Exercise requirements: Extract the line that contains "Extract all the data from this chart as JSON." and every line after it through the end of the records below, exactly as written, leaving out any pictures.

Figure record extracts
- - - -
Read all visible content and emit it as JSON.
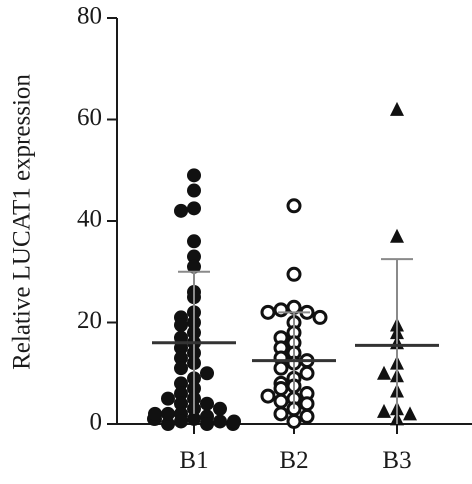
{
  "chart_data": {
    "type": "scatter",
    "subtype": "dot-plot with mean and SD",
    "ylabel": "Relative LUCAT1 expression",
    "xlabel": "",
    "ylim": [
      0,
      80
    ],
    "yticks": [
      "0",
      "20",
      "40",
      "60",
      "80"
    ],
    "categories": [
      "B1",
      "B2",
      "B3"
    ],
    "grid": false,
    "series": [
      {
        "category": "B1",
        "marker": "filled-circle",
        "color": "#111111",
        "mean": 16,
        "sd_upper": 30,
        "sd_lower": 2,
        "values": [
          49,
          46,
          42.5,
          42,
          36,
          33,
          31,
          26,
          25,
          22,
          21,
          20,
          19.5,
          18,
          17,
          16,
          15,
          14,
          13,
          12,
          11,
          10,
          9,
          8,
          7,
          6,
          5,
          4,
          3,
          2,
          1.5,
          1,
          0.5,
          0,
          0,
          0.5,
          1,
          2,
          3,
          4,
          5,
          0,
          1,
          2,
          0.5
        ]
      },
      {
        "category": "B2",
        "marker": "open-circle",
        "color": "#111111",
        "mean": 12.5,
        "sd_upper": 22,
        "sd_lower": 3,
        "values": [
          43,
          29.5,
          23,
          22.5,
          22,
          22,
          21,
          20,
          18,
          17,
          16,
          15,
          14,
          13,
          12.5,
          12,
          11,
          10,
          9,
          8,
          7.5,
          7,
          6,
          5.5,
          5,
          4.5,
          4,
          3,
          2,
          1.5,
          0.5
        ]
      },
      {
        "category": "B3",
        "marker": "filled-triangle",
        "color": "#111111",
        "mean": 15.5,
        "sd_upper": 32.5,
        "sd_lower": 0,
        "values": [
          62,
          37,
          19.5,
          18,
          16,
          12,
          10,
          9.5,
          6.5,
          3,
          2.5,
          2,
          1
        ]
      }
    ]
  }
}
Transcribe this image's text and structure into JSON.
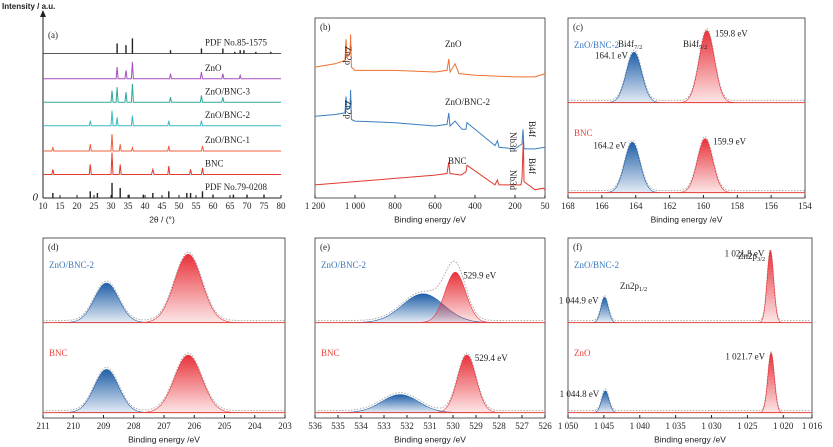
{
  "chart_data": [
    {
      "type": "xrd",
      "panel_label": "(a)",
      "ylabel": "Intensity / a.u.",
      "xlabel": "2θ / (°)",
      "xlim": [
        10,
        80
      ],
      "xticks": [
        10,
        15,
        20,
        25,
        30,
        35,
        40,
        45,
        50,
        55,
        60,
        65,
        70,
        75,
        80
      ],
      "ylim": [
        0,
        100
      ],
      "yticks": [
        0
      ],
      "series": [
        {
          "name": "PDF No.85-1575",
          "style": "sticks",
          "color": "#222222",
          "baseline": 86,
          "x": [
            31.8,
            34.4,
            36.3,
            47.5,
            56.6,
            62.9,
            66.4,
            68,
            69.1,
            72.6,
            77
          ],
          "values": [
            92,
            91,
            95,
            88,
            89,
            89,
            87,
            88,
            88,
            87,
            87
          ]
        },
        {
          "name": "ZnO",
          "style": "line",
          "color": "#a94fc0",
          "x": [
            10,
            31.5,
            31.8,
            32.1,
            34.1,
            34.4,
            34.7,
            36.0,
            36.3,
            36.6,
            47.2,
            47.5,
            47.8,
            56.3,
            56.6,
            56.9,
            62.6,
            62.9,
            63.2,
            67.7,
            68,
            68.3,
            80
          ],
          "values": [
            71,
            71,
            78,
            71,
            71,
            76,
            71,
            71,
            81,
            71,
            71,
            74,
            71,
            71,
            75,
            71,
            71,
            74,
            71,
            71,
            73,
            71,
            71
          ]
        },
        {
          "name": "ZnO/BNC-3",
          "style": "line",
          "color": "#32a89a",
          "x": [
            10,
            30.0,
            30.3,
            30.6,
            31.5,
            31.8,
            32.1,
            34.1,
            34.4,
            34.7,
            36.0,
            36.3,
            36.6,
            47.2,
            47.5,
            47.8,
            56.3,
            56.6,
            56.9,
            62.6,
            62.9,
            63.2,
            80
          ],
          "values": [
            57,
            57,
            64,
            57,
            57,
            66,
            57,
            57,
            63,
            57,
            57,
            68,
            57,
            57,
            60,
            57,
            57,
            61,
            57,
            57,
            60,
            57,
            57
          ]
        },
        {
          "name": "ZnO/BNC-2",
          "style": "line",
          "color": "#3bb8c4",
          "x": [
            10,
            23.6,
            23.9,
            24.2,
            30.0,
            30.3,
            30.6,
            31.5,
            31.8,
            32.1,
            36.0,
            36.3,
            36.6,
            46.7,
            47.0,
            47.3,
            56.3,
            56.6,
            56.9,
            80
          ],
          "values": [
            43,
            43,
            46,
            43,
            43,
            52,
            43,
            43,
            48,
            43,
            43,
            49,
            43,
            43,
            46,
            43,
            43,
            46,
            43,
            43
          ]
        },
        {
          "name": "ZnO/BNC-1",
          "style": "line",
          "color": "#f0603c",
          "x": [
            10,
            12.6,
            12.9,
            13.2,
            23.6,
            23.9,
            24.2,
            30.0,
            30.3,
            30.6,
            32.4,
            32.7,
            33.0,
            36.0,
            36.3,
            36.6,
            46.7,
            47.0,
            47.3,
            56.6,
            56.9,
            57.2,
            80
          ],
          "values": [
            28,
            28,
            30,
            28,
            28,
            32,
            28,
            28,
            38,
            28,
            28,
            32,
            28,
            28,
            30,
            28,
            28,
            31,
            28,
            28,
            31,
            28,
            28
          ]
        },
        {
          "name": "BNC",
          "style": "line",
          "color": "#e23a2e",
          "x": [
            10,
            12.6,
            12.9,
            13.2,
            23.6,
            23.9,
            24.2,
            30.0,
            30.3,
            30.6,
            32.4,
            32.7,
            33.0,
            41.9,
            42.3,
            42.7,
            46.7,
            47.0,
            47.3,
            53.1,
            53.4,
            53.7,
            56.6,
            56.9,
            57.2,
            80
          ],
          "values": [
            14,
            14,
            17,
            14,
            14,
            20,
            14,
            14,
            27,
            14,
            14,
            20,
            14,
            14,
            17,
            14,
            14,
            19,
            14,
            14,
            17,
            14,
            14,
            18,
            14,
            14
          ]
        },
        {
          "name": "PDF No.79-0208",
          "style": "sticks",
          "color": "#222222",
          "baseline": 0,
          "x": [
            12.9,
            23.9,
            26,
            30.3,
            32.7,
            35.3,
            39.5,
            42.3,
            47,
            52.3,
            53.4,
            56.9,
            60,
            66,
            70,
            75
          ],
          "values": [
            3,
            4,
            3,
            9,
            6,
            2,
            2,
            3,
            4,
            3,
            3,
            4,
            2,
            2,
            2,
            2
          ]
        }
      ]
    },
    {
      "type": "line",
      "panel_label": "(b)",
      "xlabel": "Binding energy /eV",
      "xlim": [
        1200,
        50
      ],
      "xticks": [
        {
          "value": 1200,
          "label": "1 200"
        },
        {
          "value": 1000,
          "label": "1 000"
        },
        800,
        600,
        400,
        200,
        50
      ],
      "ylim": [
        0,
        110
      ],
      "annotations": [
        "Zn2p",
        "Zn2p",
        "Nb3d",
        "Bi4f",
        "Nb3d",
        "Bi4f"
      ],
      "series": [
        {
          "name": "ZnO",
          "color": "#f07030",
          "x": [
            1200,
            1100,
            1050,
            1045,
            1040,
            1025,
            1022,
            1018,
            1000,
            800,
            600,
            540,
            531,
            525,
            500,
            480,
            400,
            200,
            100,
            50
          ],
          "values": [
            80,
            82,
            84,
            97,
            86,
            88,
            100,
            80,
            78,
            78,
            77,
            78,
            85,
            77,
            82,
            76,
            75,
            74,
            74,
            76
          ]
        },
        {
          "name": "ZnO/BNC-2",
          "color": "#3a7fc0",
          "x": [
            1200,
            1100,
            1050,
            1045,
            1040,
            1025,
            1022,
            1018,
            1000,
            800,
            600,
            540,
            531,
            525,
            500,
            465,
            445,
            440,
            300,
            288,
            280,
            200,
            165,
            160,
            155,
            100,
            50
          ],
          "values": [
            50,
            51,
            52,
            62,
            54,
            55,
            66,
            48,
            47,
            46,
            44,
            45,
            52,
            44,
            47,
            42,
            42,
            46,
            32,
            35,
            31,
            30,
            33,
            42,
            30,
            30,
            31
          ]
        },
        {
          "name": "BNC",
          "color": "#e03a30",
          "x": [
            1200,
            1000,
            800,
            700,
            600,
            540,
            531,
            525,
            470,
            445,
            440,
            300,
            288,
            280,
            170,
            165,
            160,
            158,
            155,
            100,
            60,
            50
          ],
          "values": [
            8,
            10,
            12,
            13,
            14,
            15,
            22,
            15,
            14,
            16,
            20,
            8,
            11,
            8,
            8,
            12,
            30,
            35,
            10,
            5,
            6,
            5
          ]
        }
      ]
    },
    {
      "type": "xps",
      "panel_label": "(c)",
      "xlabel": "Binding energy /eV",
      "xlim": [
        168,
        154
      ],
      "xticks": [
        168,
        166,
        164,
        162,
        160,
        158,
        156,
        154
      ],
      "ylim": [
        0,
        100
      ],
      "annotations": [
        {
          "text": "Bi4f",
          "sub": "7/2"
        },
        {
          "text": "Bi4f",
          "sub": "5/2"
        }
      ],
      "spectra": [
        {
          "name": "ZnO/BNC-2",
          "name_color": "#3a78c0",
          "baseline": 53,
          "centers": [
            164.1,
            159.8
          ],
          "heights": [
            28,
            40
          ],
          "widths": [
            0.45,
            0.45
          ],
          "colors": [
            "#1f5fa8",
            "#e8323a"
          ],
          "value_labels": [
            "164.1 eV",
            "159.8 eV"
          ]
        },
        {
          "name": "BNC",
          "name_color": "#e8453c",
          "baseline": 3,
          "centers": [
            164.2,
            159.9
          ],
          "heights": [
            28,
            30
          ],
          "widths": [
            0.45,
            0.45
          ],
          "colors": [
            "#1f5fa8",
            "#e8323a"
          ],
          "value_labels": [
            "164.2 eV",
            "159.9 eV"
          ]
        }
      ]
    },
    {
      "type": "xps",
      "panel_label": "(d)",
      "xlabel": "Binding energy /eV",
      "xlim": [
        211,
        203
      ],
      "xticks": [
        211,
        210,
        209,
        208,
        207,
        206,
        205,
        204,
        203
      ],
      "ylim": [
        0,
        100
      ],
      "spectra": [
        {
          "name": "ZnO/BNC-2",
          "name_color": "#3a78c0",
          "baseline": 53,
          "centers": [
            208.9,
            206.2
          ],
          "heights": [
            22,
            38
          ],
          "widths": [
            0.4,
            0.45
          ],
          "colors": [
            "#1f5fa8",
            "#e8323a"
          ]
        },
        {
          "name": "BNC",
          "name_color": "#e8453c",
          "baseline": 3,
          "centers": [
            208.9,
            206.2
          ],
          "heights": [
            24,
            32
          ],
          "widths": [
            0.4,
            0.45
          ],
          "colors": [
            "#1f5fa8",
            "#e8323a"
          ]
        }
      ]
    },
    {
      "type": "xps",
      "panel_label": "(e)",
      "xlabel": "Binding energy /eV",
      "xlim": [
        536,
        526
      ],
      "xticks": [
        536,
        535,
        534,
        533,
        532,
        531,
        530,
        529,
        528,
        527,
        526
      ],
      "ylim": [
        0,
        100
      ],
      "spectra": [
        {
          "name": "ZnO/BNC-2",
          "name_color": "#3a78c0",
          "baseline": 53,
          "centers": [
            531.3,
            529.9
          ],
          "heights": [
            16,
            28
          ],
          "widths": [
            0.9,
            0.45
          ],
          "colors": [
            "#1f5fa8",
            "#e8323a"
          ],
          "value_labels": [
            null,
            "529.9 eV"
          ]
        },
        {
          "name": "BNC",
          "name_color": "#e8453c",
          "baseline": 3,
          "centers": [
            532.3,
            529.4
          ],
          "heights": [
            10,
            32
          ],
          "widths": [
            0.8,
            0.4
          ],
          "colors": [
            "#1f5fa8",
            "#e8323a"
          ],
          "value_labels": [
            null,
            "529.4 eV"
          ]
        }
      ]
    },
    {
      "type": "xps",
      "panel_label": "(f)",
      "xlabel": "Binding energy /eV",
      "xlim": [
        1050,
        1016
      ],
      "xticks": [
        {
          "value": 1050,
          "label": "1 050"
        },
        {
          "value": 1045,
          "label": "1 045"
        },
        {
          "value": 1040,
          "label": "1 040"
        },
        {
          "value": 1035,
          "label": "1 035"
        },
        {
          "value": 1030,
          "label": "1 030"
        },
        {
          "value": 1025,
          "label": "1 025"
        },
        {
          "value": 1020,
          "label": "1 020"
        },
        {
          "value": 1016,
          "label": "1 016"
        }
      ],
      "ylim": [
        0,
        100
      ],
      "annotations": [
        {
          "text": "Zn2p",
          "sub": "1/2"
        },
        {
          "text": "Zn2p",
          "sub": "3/2"
        }
      ],
      "spectra": [
        {
          "name": "ZnO/BNC-2",
          "name_color": "#3a78c0",
          "baseline": 53,
          "centers": [
            1044.9,
            1021.8
          ],
          "heights": [
            14,
            40
          ],
          "widths": [
            0.5,
            0.45
          ],
          "colors": [
            "#1f5fa8",
            "#e8323a"
          ],
          "value_labels": [
            "1 044.9 eV",
            "1 021.8 eV"
          ]
        },
        {
          "name": "ZnO",
          "name_color": "#e8453c",
          "baseline": 3,
          "centers": [
            1044.8,
            1021.7
          ],
          "heights": [
            12,
            33
          ],
          "widths": [
            0.5,
            0.45
          ],
          "colors": [
            "#1f5fa8",
            "#e8323a"
          ],
          "value_labels": [
            "1 044.8 eV",
            "1 021.7 eV"
          ]
        }
      ]
    }
  ]
}
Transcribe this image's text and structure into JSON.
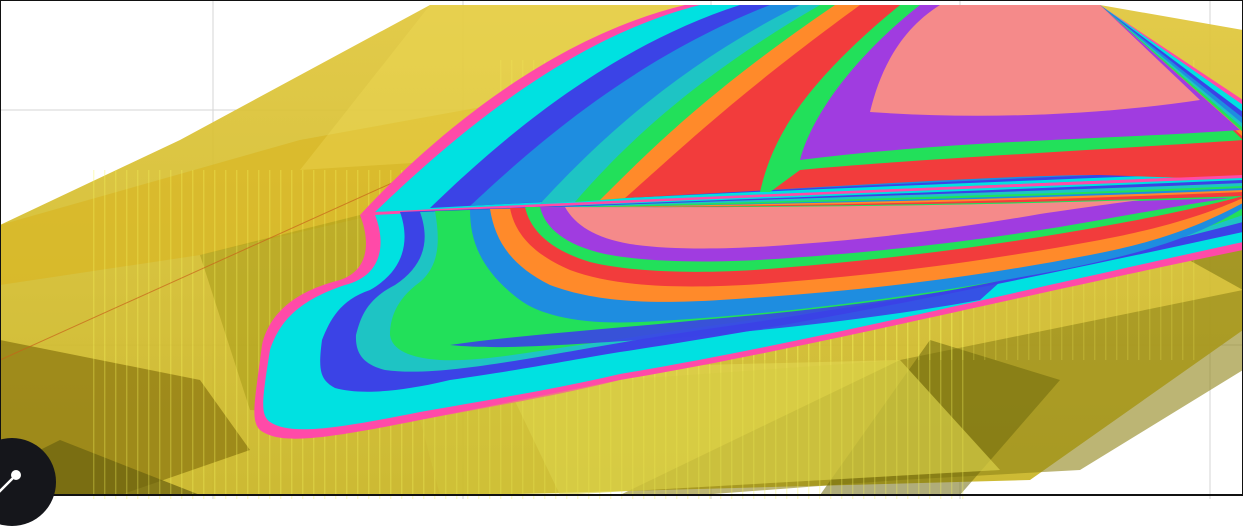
{
  "scene": {
    "kind": "3d-geological-model-view",
    "colors": {
      "background": "#ffffff",
      "frame": "#111111",
      "overburden_light": "#e8d84a",
      "overburden_dark": "#8c7a10",
      "gridline": "#d0d0d0",
      "drillhole": "#eef23a",
      "fault_trace": "#c0500e"
    },
    "layer_palette": [
      "#ff4aa8",
      "#00e1e1",
      "#3b43e6",
      "#1ec4c4",
      "#1e8de0",
      "#22e05a",
      "#ff8a2a",
      "#f23c3c",
      "#a03ce0",
      "#f58a8a"
    ]
  },
  "navigation": {
    "icon": "orbit-navigation-icon"
  }
}
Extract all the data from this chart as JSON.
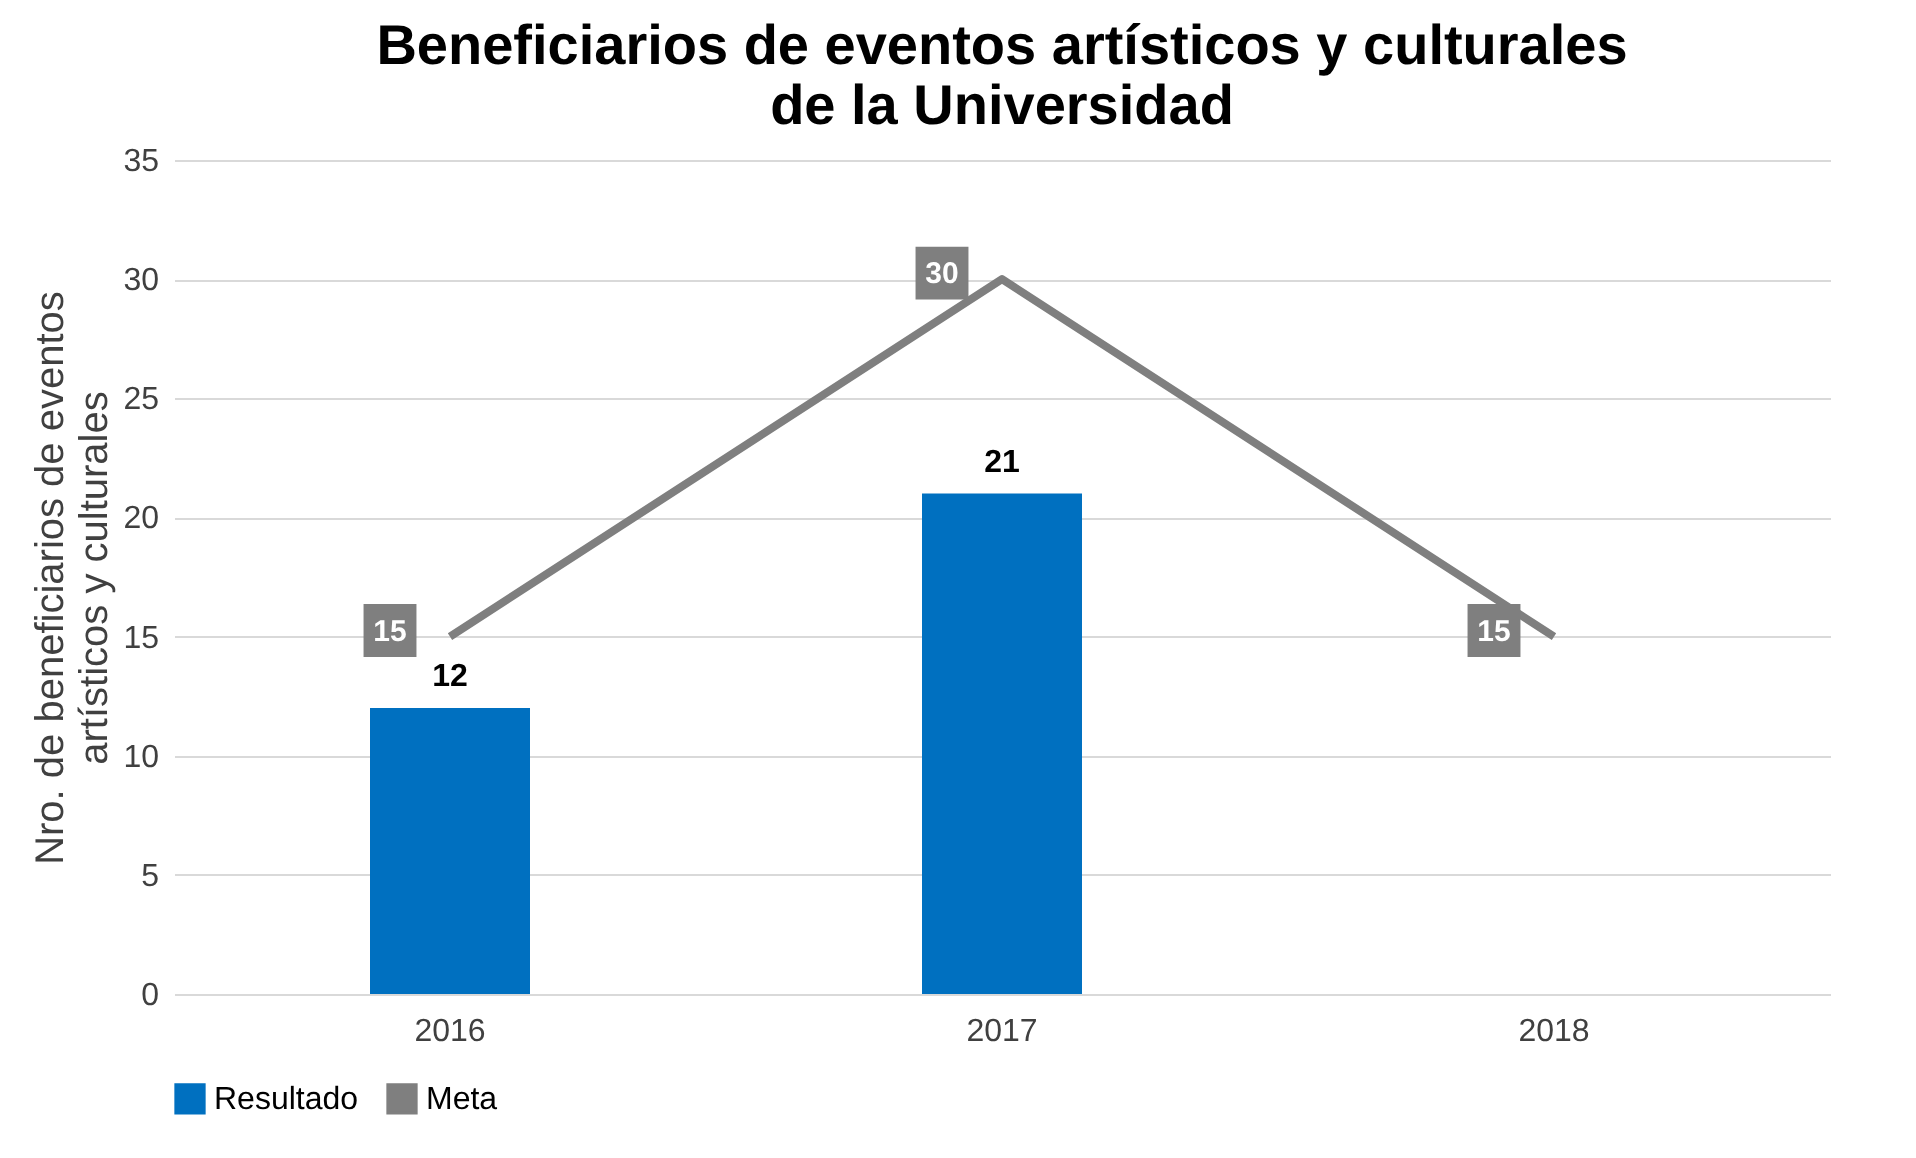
{
  "chart_data": {
    "type": "bar",
    "title": "Beneficiarios de eventos artísticos y culturales\nde la Universidad",
    "ylabel": "Nro. de beneficiarios de eventos\nartísticos y culturales",
    "categories": [
      "2016",
      "2017",
      "2018"
    ],
    "series": [
      {
        "name": "Resultado",
        "color": "#0070c0",
        "values": [
          12,
          21,
          null
        ]
      },
      {
        "name": "Meta",
        "type": "line",
        "color": "#7f7f7f",
        "values": [
          15,
          30,
          15
        ]
      }
    ],
    "ylim": [
      0,
      35
    ],
    "yticks": [
      0,
      5,
      10,
      15,
      20,
      25,
      30,
      35
    ],
    "grid": "y",
    "legend": "bottom",
    "data_labels": true
  }
}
- - - -
Complete response:
Extract all the data from this chart as JSON.
{
  "chart_data": {
    "type": "bar",
    "title": "Beneficiarios de eventos artísticos y culturales\nde la Universidad",
    "ylabel": "Nro. de beneficiarios de eventos\nartísticos y culturales",
    "categories": [
      "2016",
      "2017",
      "2018"
    ],
    "series": [
      {
        "name": "Resultado",
        "color": "#0070c0",
        "values": [
          12,
          21,
          null
        ]
      },
      {
        "name": "Meta",
        "type": "line",
        "color": "#7f7f7f",
        "values": [
          15,
          30,
          15
        ]
      }
    ],
    "ylim": [
      0,
      35
    ],
    "yticks": [
      0,
      5,
      10,
      15,
      20,
      25,
      30,
      35
    ],
    "grid": "y",
    "legend": "bottom",
    "data_labels": true
  }
}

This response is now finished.